▶ **Data lines**:
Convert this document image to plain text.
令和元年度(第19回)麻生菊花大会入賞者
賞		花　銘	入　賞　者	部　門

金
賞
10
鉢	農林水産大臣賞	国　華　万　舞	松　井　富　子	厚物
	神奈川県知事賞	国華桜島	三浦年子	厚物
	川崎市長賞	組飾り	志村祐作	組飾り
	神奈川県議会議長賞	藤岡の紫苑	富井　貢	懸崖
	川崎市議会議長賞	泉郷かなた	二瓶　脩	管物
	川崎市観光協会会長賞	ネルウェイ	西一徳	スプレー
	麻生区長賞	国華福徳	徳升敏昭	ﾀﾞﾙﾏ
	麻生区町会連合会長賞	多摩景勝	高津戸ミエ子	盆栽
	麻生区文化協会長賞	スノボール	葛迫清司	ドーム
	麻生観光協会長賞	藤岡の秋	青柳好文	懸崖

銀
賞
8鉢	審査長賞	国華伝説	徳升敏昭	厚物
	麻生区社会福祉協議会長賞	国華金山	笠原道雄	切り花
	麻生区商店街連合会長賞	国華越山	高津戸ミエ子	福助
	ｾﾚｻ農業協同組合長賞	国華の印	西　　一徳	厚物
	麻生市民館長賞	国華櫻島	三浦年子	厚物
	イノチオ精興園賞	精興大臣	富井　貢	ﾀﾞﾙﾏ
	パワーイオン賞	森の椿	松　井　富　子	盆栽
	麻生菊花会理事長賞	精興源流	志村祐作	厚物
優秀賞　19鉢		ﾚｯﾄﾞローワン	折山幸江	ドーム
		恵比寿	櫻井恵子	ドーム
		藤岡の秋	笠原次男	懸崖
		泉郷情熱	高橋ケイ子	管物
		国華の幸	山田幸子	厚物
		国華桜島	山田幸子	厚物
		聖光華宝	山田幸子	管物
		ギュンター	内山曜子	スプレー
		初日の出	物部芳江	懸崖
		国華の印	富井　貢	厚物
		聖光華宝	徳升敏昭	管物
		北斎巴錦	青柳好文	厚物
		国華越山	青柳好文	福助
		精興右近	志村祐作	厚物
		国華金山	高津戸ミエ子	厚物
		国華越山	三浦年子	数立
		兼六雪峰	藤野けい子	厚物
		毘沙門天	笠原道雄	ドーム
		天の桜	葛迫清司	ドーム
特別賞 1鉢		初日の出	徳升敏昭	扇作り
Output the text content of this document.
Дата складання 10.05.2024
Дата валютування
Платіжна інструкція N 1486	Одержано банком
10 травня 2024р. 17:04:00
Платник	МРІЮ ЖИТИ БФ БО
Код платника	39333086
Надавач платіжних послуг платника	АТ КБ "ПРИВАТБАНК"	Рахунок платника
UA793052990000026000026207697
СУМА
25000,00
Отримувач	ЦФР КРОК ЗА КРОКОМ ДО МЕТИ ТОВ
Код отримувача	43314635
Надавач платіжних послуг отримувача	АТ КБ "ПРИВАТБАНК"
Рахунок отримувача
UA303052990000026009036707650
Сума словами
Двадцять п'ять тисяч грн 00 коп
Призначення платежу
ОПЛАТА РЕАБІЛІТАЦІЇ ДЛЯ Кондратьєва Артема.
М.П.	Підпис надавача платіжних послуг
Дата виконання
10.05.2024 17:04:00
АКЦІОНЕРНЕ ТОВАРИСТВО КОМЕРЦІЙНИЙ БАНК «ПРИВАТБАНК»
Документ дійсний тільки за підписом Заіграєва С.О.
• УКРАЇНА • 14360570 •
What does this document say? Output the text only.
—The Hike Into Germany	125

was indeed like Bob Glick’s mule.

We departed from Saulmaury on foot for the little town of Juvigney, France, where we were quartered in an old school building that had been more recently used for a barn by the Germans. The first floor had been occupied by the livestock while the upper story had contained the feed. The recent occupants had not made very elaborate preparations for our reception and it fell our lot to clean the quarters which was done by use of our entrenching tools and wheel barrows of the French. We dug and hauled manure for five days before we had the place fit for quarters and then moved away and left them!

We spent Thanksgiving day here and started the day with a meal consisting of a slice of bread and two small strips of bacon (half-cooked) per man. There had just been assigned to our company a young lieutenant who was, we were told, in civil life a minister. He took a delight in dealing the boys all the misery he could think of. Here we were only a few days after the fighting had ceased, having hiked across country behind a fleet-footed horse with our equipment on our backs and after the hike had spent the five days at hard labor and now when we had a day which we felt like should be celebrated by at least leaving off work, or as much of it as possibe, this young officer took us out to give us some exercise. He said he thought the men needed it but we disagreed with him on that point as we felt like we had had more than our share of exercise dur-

▶ **Short problem**: Write out all the entries exactly.

▶ **Written solution**:
Convert this document image to plain text.
令和元年度(第19回)麻生菊花大会入賞者
賞		花　銘	入　賞　者	部　門

金
賞
10
鉢	農林水産大臣賞	国　華　万　舞	松　井　富　子	厚物
	神奈川県知事賞	国華桜島	三浦年子	厚物
	川崎市長賞	組飾り	志村祐作	組飾り
	神奈川県議会議長賞	藤岡の紫苑	富井　貢	懸崖
	川崎市議会議長賞	泉郷かなた	二瓶　脩	管物
	川崎市観光協会会長賞	ネルウェイ	西一徳	スプレー
	麻生区長賞	国華福徳	徳升敏昭	ﾀﾞﾙﾏ
	麻生区町会連合会長賞	多摩景勝	高津戸ミエ子	盆栽
	麻生区文化協会長賞	スノボール	葛迫清司	ドーム
	麻生観光協会長賞	藤岡の秋	青柳好文	懸崖

銀
賞
8鉢	審査長賞	国華伝説	徳升敏昭	厚物
	麻生区社会福祉協議会長賞	国華金山	笠原道雄	切り花
	麻生区商店街連合会長賞	国華越山	高津戸ミエ子	福助
	ｾﾚｻ農業協同組合長賞	国華の印	西　　一徳	厚物
	麻生市民館長賞	国華櫻島	三浦年子	厚物
	イノチオ精興園賞	精興大臣	富井　貢	ﾀﾞﾙﾏ
	パワーイオン賞	森の椿	松　井　富　子	盆栽
	麻生菊花会理事長賞	精興源流	志村祐作	厚物
優秀賞　19鉢		ﾚｯﾄﾞローワン	折山幸江	ドーム
		恵比寿	櫻井恵子	ドーム
		藤岡の秋	笠原次男	懸崖
		泉郷情熱	高橋ケイ子	管物
		国華の幸	山田幸子	厚物
		国華桜島	山田幸子	厚物
		聖光華宝	山田幸子	管物
		ギュンター	内山曜子	スプレー
		初日の出	物部芳江	懸崖
		国華の印	富井　貢	厚物
		聖光華宝	徳升敏昭	管物
		北斎巴錦	青柳好文	厚物
		国華越山	青柳好文	福助
		精興右近	志村祐作	厚物
		国華金山	高津戸ミエ子	厚物
		国華越山	三浦年子	数立
		兼六雪峰	藤野けい子	厚物
		毘沙門天	笠原道雄	ドーム
		天の桜	葛迫清司	ドーム
特別賞 1鉢		初日の出	徳升敏昭	扇作り
Output the text content of this document.
Дата складання 10.05.2024
Дата валютування
Платіжна інструкція N 1486	Одержано банком
10 травня 2024р. 17:04:00
Платник	МРІЮ ЖИТИ БФ БО
Код платника	39333086
Надавач платіжних послуг платника	АТ КБ "ПРИВАТБАНК"	Рахунок платника
UA793052990000026000026207697
СУМА
25000,00
Отримувач	ЦФР КРОК ЗА КРОКОМ ДО МЕТИ ТОВ
Код отримувача	43314635
Надавач платіжних послуг отримувача	АТ КБ "ПРИВАТБАНК"
Рахунок отримувача
UA303052990000026009036707650
Сума словами
Двадцять п'ять тисяч грн 00 коп
Призначення платежу
ОПЛАТА РЕАБІЛІТАЦІЇ ДЛЯ Кондратьєва Артема.
М.П.	Підпис надавача платіжних послуг
Дата виконання
10.05.2024 17:04:00
АКЦІОНЕРНЕ ТОВАРИСТВО КОМЕРЦІЙНИЙ БАНК «ПРИВАТБАНК»
Документ дійсний тільки за підписом Заіграєва С.О.
• УКРАЇНА • 14360570 •
What does this document say? Output the text only.
—The Hike Into Germany	125

was indeed like Bob Glick’s mule.

We departed from Saulmaury on foot for the little town of Juvigney, France, where we were quartered in an old school building that had been more recently used for a barn by the Germans. The first floor had been occupied by the livestock while the upper story had contained the feed. The recent occupants had not made very elaborate preparations for our reception and it fell our lot to clean the quarters which was done by use of our entrenching tools and wheel barrows of the French. We dug and hauled manure for five days before we had the place fit for quarters and then moved away and left them!

We spent Thanksgiving day here and started the day with a meal consisting of a slice of bread and two small strips of bacon (half-cooked) per man. There had just been assigned to our company a young lieutenant who was, we were told, in civil life a minister. He took a delight in dealing the boys all the misery he could think of. Here we were only a few days after the fighting had ceased, having hiked across country behind a fleet-footed horse with our equipment on our backs and after the hike had spent the five days at hard labor and now when we had a day which we felt like should be celebrated by at least leaving off work, or as much of it as possibe, this young officer took us out to give us some exercise. He said he thought the men needed it but we disagreed with him on that point as we felt like we had had more than our share of exercise dur-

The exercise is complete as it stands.